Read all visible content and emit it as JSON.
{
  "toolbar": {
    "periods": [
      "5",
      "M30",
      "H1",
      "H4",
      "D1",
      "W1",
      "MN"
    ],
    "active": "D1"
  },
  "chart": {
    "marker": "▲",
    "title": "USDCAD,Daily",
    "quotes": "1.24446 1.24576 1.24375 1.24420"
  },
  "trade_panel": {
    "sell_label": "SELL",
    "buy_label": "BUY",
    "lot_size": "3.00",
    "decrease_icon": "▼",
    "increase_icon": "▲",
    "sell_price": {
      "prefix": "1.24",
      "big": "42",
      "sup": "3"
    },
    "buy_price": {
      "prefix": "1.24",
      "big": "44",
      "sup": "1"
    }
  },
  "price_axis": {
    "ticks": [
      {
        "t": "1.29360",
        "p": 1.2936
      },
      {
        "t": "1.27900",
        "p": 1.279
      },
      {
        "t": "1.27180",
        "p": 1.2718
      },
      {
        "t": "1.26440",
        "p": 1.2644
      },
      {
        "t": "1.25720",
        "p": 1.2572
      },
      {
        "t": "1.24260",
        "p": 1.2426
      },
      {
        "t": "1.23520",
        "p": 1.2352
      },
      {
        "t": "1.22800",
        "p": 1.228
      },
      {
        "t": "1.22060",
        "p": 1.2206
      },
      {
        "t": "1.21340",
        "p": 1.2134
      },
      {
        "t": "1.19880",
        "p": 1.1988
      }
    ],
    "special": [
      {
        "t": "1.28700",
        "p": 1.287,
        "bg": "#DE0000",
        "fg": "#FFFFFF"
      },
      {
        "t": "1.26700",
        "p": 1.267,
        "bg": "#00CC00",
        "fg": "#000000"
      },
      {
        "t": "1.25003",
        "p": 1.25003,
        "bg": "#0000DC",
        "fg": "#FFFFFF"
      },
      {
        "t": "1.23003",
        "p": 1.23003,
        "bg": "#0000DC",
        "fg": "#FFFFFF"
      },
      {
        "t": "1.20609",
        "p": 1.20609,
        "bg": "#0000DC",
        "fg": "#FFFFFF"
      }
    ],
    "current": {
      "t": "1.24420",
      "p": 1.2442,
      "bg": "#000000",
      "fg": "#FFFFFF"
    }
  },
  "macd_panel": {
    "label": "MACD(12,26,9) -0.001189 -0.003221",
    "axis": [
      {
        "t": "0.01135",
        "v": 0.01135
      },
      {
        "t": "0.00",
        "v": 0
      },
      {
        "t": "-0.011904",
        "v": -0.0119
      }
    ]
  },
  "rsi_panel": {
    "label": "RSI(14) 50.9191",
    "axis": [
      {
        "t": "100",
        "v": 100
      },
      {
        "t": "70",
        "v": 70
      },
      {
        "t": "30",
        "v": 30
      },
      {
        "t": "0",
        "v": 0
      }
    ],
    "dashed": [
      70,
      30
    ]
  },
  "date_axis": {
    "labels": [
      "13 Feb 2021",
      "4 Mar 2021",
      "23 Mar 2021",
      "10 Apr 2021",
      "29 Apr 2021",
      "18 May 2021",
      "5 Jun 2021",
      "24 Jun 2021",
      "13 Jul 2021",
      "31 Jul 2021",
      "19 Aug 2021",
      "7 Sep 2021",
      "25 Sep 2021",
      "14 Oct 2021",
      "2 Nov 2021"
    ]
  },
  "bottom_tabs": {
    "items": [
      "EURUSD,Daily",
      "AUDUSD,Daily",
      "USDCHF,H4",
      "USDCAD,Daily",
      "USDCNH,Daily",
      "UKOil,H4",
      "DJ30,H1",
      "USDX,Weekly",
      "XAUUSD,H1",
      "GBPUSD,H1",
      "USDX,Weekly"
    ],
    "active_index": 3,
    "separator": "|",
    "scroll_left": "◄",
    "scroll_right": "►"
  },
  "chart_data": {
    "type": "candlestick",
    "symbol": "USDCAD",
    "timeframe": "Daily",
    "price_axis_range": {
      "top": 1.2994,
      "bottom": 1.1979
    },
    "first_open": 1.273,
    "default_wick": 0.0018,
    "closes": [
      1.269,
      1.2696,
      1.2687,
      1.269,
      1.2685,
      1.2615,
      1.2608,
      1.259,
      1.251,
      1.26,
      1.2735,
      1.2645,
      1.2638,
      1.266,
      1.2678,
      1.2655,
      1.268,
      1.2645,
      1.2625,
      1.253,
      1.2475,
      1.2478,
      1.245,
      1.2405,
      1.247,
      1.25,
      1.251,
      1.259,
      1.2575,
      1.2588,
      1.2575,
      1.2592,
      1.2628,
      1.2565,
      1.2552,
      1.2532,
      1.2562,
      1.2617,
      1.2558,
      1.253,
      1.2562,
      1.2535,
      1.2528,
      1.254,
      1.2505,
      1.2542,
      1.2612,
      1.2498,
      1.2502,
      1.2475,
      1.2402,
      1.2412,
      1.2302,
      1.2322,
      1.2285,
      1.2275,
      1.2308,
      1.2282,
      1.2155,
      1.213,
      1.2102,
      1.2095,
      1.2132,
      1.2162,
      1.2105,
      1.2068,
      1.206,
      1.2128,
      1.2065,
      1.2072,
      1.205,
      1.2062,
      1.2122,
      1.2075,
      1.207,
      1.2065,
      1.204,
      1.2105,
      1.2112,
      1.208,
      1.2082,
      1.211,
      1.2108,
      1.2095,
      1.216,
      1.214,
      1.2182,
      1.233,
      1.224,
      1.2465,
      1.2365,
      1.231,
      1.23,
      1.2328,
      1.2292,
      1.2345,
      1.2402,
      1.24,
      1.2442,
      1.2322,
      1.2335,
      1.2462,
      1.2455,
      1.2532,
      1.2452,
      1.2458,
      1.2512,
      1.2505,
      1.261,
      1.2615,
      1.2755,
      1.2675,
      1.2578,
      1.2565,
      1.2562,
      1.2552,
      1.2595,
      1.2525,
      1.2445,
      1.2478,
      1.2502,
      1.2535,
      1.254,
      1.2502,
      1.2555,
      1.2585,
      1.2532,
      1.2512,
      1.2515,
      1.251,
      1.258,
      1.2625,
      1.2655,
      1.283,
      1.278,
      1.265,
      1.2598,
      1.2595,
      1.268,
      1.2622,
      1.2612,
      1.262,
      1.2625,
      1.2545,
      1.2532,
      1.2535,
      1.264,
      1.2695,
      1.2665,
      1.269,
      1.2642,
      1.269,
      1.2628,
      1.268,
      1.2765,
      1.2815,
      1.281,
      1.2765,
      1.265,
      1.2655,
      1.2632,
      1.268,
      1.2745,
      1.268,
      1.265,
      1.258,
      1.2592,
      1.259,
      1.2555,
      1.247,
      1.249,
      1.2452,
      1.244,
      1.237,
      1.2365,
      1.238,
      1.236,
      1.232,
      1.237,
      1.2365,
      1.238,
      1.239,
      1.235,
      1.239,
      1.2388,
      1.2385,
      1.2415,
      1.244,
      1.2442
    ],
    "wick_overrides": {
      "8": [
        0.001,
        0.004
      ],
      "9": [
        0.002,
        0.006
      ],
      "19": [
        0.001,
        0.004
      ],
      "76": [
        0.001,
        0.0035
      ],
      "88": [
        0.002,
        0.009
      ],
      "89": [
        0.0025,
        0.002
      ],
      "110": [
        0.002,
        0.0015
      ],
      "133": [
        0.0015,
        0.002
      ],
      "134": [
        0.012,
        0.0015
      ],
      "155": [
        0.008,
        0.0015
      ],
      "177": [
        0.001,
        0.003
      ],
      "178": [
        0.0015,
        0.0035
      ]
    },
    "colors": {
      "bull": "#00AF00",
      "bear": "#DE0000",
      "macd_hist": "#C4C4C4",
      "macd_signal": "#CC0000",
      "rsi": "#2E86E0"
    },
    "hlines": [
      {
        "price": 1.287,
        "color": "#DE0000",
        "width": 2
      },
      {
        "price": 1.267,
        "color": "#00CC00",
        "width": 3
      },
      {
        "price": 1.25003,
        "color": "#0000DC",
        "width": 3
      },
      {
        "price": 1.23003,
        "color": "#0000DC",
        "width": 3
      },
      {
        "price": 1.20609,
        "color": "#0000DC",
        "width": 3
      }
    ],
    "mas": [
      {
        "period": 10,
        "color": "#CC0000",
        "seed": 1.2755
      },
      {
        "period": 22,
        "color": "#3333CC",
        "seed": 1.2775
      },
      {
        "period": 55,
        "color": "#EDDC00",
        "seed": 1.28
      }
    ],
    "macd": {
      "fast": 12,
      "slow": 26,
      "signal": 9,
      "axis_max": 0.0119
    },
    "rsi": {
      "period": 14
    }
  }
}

Task to carry out:
Using the records given above, list every line that includes the word "Daily".

Result for this task:
    "title": "USDCAD,Daily",
      "EURUSD,Daily",
      "AUDUSD,Daily",
      "USDCAD,Daily",
      "USDCNH,Daily",
    "timeframe": "Daily",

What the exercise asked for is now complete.